*Record excerpts*.
----

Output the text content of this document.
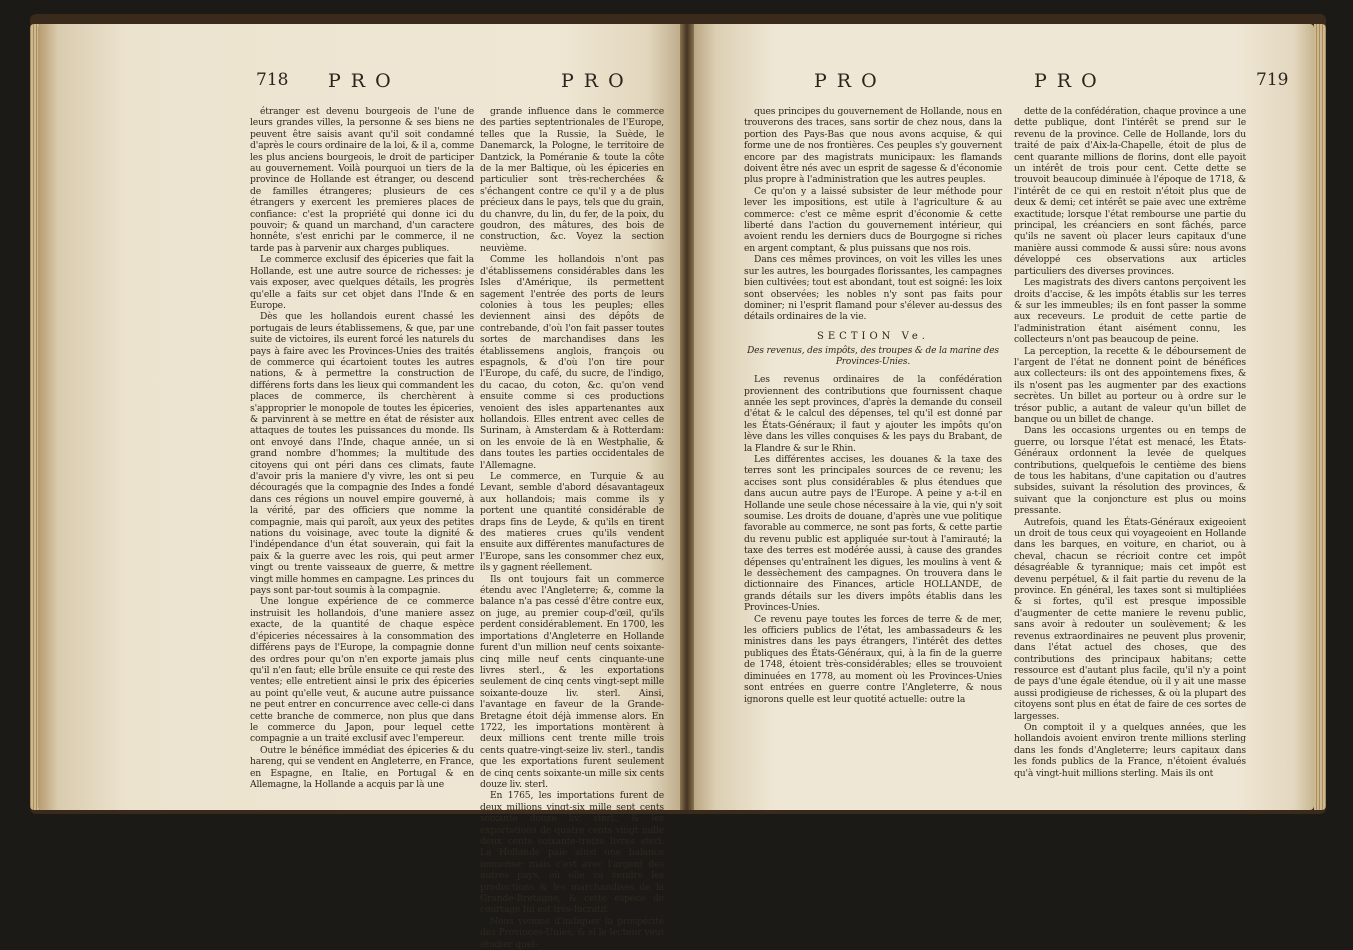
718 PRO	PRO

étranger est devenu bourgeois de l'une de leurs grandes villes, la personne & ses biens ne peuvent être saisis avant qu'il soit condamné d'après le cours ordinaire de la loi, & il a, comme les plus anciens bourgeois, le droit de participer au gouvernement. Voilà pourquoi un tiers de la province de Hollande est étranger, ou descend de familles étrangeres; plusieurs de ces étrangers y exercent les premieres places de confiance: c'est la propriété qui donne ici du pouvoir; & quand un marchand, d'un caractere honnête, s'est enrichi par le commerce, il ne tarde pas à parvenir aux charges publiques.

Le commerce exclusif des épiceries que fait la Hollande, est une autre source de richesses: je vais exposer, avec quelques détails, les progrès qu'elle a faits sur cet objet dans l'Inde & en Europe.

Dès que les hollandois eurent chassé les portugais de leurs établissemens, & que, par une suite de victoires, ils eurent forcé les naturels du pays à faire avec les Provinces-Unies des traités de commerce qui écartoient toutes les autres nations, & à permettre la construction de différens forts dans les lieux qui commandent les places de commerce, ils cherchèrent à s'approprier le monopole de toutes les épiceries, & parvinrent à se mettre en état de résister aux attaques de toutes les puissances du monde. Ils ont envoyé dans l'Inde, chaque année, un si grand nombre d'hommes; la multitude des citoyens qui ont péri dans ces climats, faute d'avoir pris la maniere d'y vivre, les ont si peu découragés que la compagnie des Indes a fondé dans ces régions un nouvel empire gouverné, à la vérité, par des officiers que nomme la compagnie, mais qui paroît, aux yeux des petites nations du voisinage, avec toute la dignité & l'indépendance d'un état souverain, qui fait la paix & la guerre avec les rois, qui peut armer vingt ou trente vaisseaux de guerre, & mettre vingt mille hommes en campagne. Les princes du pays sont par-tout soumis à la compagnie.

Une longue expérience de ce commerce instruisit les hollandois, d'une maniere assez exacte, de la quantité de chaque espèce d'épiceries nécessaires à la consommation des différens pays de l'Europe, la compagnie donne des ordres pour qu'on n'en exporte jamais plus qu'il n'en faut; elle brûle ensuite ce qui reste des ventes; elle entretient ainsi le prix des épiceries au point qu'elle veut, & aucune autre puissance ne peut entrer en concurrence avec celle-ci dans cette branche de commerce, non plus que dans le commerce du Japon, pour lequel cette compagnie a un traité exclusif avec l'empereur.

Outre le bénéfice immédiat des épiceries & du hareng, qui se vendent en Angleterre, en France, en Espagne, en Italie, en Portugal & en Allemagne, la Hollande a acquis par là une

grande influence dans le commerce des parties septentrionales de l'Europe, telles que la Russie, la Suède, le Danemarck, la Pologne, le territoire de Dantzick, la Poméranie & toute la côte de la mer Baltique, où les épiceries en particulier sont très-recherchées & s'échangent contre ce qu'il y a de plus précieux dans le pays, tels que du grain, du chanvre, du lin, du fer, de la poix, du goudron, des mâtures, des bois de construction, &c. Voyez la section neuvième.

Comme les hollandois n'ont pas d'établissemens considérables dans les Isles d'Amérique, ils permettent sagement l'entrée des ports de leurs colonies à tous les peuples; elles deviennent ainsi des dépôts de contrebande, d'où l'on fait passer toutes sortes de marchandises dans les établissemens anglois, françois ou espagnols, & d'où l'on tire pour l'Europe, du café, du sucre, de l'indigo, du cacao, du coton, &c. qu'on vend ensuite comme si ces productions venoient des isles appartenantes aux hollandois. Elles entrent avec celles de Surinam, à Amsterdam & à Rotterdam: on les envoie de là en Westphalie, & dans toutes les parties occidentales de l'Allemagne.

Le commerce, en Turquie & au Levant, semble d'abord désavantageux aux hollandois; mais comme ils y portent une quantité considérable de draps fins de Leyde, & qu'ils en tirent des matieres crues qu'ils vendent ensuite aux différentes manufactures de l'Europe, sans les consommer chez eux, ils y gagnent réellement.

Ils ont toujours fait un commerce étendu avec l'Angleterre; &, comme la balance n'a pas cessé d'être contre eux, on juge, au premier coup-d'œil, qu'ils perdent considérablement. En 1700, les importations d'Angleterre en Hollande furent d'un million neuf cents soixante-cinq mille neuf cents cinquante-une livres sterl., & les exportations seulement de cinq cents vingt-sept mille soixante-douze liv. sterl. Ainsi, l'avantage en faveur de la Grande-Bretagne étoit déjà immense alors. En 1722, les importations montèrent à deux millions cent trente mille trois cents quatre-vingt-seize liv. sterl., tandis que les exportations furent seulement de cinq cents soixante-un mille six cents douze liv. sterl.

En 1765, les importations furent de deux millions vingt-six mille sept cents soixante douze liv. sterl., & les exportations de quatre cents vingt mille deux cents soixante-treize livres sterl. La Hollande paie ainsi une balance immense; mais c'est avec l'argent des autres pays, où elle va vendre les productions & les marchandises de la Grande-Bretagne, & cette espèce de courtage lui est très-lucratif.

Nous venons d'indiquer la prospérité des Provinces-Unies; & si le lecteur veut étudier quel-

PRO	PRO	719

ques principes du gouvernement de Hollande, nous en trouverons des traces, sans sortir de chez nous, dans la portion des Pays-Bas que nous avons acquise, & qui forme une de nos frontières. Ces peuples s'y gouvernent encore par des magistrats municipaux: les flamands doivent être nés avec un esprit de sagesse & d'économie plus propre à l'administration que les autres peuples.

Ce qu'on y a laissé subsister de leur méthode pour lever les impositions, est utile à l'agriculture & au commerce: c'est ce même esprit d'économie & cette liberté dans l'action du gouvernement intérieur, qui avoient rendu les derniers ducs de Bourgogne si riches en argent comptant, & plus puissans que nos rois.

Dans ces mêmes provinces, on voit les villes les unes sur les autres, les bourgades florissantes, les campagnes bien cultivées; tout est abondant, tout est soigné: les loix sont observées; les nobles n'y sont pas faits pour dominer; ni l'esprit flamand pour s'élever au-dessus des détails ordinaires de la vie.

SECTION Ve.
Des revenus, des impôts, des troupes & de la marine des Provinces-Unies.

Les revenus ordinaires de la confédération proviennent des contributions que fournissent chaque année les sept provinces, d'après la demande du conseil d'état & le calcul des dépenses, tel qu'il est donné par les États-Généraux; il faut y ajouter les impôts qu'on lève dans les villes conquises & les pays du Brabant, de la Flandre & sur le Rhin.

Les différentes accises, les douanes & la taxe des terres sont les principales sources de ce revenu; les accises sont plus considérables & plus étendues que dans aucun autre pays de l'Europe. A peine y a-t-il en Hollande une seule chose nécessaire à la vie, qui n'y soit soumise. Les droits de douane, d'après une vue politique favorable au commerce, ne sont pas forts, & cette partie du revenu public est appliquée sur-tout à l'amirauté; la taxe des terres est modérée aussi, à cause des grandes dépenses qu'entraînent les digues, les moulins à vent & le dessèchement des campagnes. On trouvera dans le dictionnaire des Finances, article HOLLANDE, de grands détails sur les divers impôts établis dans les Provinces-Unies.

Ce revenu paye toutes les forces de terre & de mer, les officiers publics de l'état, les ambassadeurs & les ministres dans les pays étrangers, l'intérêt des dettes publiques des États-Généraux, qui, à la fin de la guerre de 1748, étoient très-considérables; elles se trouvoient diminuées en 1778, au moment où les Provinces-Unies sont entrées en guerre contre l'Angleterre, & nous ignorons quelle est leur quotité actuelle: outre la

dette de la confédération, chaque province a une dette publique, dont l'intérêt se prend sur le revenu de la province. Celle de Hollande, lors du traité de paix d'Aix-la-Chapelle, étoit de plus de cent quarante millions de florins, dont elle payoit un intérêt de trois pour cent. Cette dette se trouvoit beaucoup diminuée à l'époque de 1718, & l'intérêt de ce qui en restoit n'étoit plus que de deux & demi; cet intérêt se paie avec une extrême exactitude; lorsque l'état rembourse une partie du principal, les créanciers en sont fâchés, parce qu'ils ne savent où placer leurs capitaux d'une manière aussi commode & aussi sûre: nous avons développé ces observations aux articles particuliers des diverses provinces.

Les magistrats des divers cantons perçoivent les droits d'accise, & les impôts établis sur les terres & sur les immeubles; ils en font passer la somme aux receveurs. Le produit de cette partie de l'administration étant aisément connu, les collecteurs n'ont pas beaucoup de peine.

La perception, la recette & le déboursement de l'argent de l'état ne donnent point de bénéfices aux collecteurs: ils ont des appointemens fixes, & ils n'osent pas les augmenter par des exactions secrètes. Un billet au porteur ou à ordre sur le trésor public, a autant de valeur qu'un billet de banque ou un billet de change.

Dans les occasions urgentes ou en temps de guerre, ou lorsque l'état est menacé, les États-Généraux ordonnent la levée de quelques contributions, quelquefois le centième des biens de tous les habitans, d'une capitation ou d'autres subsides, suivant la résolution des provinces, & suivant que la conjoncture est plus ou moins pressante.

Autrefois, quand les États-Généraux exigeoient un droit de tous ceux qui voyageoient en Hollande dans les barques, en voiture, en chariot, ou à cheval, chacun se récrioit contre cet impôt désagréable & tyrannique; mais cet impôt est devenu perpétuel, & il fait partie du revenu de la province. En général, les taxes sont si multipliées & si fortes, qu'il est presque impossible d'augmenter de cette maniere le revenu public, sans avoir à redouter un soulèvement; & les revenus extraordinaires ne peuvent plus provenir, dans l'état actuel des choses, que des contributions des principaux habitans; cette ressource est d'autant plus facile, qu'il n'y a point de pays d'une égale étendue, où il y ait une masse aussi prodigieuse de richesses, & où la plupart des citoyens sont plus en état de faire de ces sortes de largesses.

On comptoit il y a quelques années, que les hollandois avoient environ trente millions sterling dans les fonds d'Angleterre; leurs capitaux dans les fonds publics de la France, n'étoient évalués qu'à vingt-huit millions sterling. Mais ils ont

----

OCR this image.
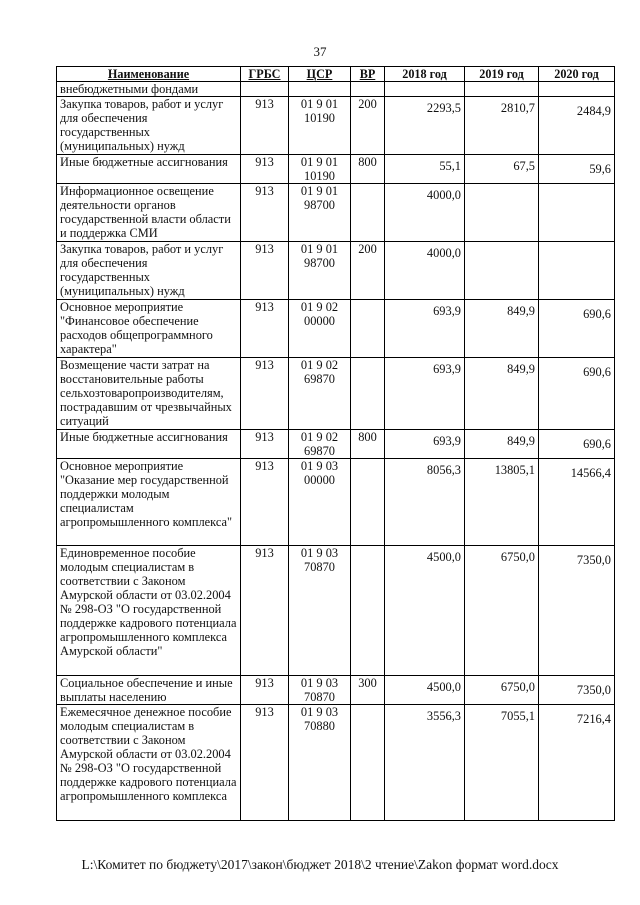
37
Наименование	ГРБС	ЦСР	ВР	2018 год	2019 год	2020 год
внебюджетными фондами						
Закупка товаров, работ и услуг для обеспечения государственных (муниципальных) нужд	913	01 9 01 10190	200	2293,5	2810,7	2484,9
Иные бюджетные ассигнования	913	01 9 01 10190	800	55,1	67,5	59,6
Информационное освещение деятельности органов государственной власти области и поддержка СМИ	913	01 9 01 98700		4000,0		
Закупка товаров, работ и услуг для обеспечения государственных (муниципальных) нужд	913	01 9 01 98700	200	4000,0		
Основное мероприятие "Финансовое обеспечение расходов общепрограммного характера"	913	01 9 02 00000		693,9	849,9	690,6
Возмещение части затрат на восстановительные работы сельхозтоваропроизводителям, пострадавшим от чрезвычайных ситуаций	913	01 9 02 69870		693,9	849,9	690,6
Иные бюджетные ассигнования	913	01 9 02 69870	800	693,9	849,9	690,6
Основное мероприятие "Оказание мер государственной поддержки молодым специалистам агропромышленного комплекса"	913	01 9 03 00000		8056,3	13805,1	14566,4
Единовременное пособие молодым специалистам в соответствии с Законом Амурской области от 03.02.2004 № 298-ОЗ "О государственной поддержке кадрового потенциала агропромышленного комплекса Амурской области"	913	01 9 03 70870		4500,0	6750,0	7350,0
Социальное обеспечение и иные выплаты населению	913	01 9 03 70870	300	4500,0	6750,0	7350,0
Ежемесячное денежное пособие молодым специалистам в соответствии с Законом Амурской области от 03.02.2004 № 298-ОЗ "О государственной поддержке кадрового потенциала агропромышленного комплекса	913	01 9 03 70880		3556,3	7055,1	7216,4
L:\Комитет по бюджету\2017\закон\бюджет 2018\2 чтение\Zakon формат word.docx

----

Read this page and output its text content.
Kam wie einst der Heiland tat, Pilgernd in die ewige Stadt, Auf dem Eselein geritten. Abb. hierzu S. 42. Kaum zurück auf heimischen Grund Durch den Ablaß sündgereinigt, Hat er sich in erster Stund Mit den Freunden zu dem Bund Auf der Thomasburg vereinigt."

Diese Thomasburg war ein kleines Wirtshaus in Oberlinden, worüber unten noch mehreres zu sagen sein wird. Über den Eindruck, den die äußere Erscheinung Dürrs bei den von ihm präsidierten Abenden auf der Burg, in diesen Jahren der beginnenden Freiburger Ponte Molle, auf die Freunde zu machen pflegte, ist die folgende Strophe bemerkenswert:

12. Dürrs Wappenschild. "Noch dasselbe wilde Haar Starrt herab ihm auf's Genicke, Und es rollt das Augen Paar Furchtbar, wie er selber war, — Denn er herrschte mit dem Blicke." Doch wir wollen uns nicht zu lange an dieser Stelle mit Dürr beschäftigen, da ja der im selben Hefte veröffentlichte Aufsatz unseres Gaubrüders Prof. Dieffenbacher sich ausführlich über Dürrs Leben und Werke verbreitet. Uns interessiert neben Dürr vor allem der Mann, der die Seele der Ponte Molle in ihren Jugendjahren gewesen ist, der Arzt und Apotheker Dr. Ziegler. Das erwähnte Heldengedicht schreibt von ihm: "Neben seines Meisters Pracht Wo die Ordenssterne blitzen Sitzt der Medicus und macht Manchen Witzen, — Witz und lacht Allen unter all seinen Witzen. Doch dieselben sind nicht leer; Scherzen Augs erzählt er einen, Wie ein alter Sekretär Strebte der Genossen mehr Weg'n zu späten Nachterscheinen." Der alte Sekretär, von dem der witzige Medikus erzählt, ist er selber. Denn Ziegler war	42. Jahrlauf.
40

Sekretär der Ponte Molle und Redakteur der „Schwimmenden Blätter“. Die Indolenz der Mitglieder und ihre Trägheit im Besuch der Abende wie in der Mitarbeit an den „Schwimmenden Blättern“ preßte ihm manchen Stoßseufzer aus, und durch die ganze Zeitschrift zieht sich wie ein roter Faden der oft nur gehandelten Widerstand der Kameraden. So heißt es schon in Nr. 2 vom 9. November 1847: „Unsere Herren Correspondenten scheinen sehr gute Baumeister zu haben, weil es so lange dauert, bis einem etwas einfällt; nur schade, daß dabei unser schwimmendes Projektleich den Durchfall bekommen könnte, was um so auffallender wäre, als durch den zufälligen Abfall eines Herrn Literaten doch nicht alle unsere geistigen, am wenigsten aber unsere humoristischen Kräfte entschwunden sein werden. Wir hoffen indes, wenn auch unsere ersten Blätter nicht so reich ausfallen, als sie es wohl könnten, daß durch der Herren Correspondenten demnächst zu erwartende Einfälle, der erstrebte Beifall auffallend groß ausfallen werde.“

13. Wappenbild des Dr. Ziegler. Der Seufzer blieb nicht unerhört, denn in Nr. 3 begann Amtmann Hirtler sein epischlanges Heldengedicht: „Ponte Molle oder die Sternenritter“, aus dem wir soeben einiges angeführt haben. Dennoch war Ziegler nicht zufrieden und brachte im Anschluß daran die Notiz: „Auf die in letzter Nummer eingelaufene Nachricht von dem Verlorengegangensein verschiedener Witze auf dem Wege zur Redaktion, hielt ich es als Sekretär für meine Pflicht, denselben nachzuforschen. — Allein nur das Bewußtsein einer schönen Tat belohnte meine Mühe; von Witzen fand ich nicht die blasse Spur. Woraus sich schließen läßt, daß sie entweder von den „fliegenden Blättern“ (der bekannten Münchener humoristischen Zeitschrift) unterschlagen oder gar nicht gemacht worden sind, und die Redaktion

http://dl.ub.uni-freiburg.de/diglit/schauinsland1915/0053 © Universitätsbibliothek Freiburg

----

*Directions*. Your task is to pick out every line with the string "области" and copy it.

*Task response*.
Информационное освещение деятельности органов государственной власти области и поддержка СМИ	913	01 9 01 98700		4000,0		
Единовременное пособие молодым специалистам в соответствии с Законом Амурской области от 03.02.2004 № 298-ОЗ "О государственной поддержке кадрового потенциала агропромышленного комплекса Амурской области"	913	01 9 03 70870		4500,0	6750,0	7350,0
Ежемесячное денежное пособие молодым специалистам в соответствии с Законом Амурской области от 03.02.2004 № 298-ОЗ "О государственной поддержке кадрового потенциала агропромышленного комплекса	913	01 9 03 70880		3556,3	7055,1	7216,4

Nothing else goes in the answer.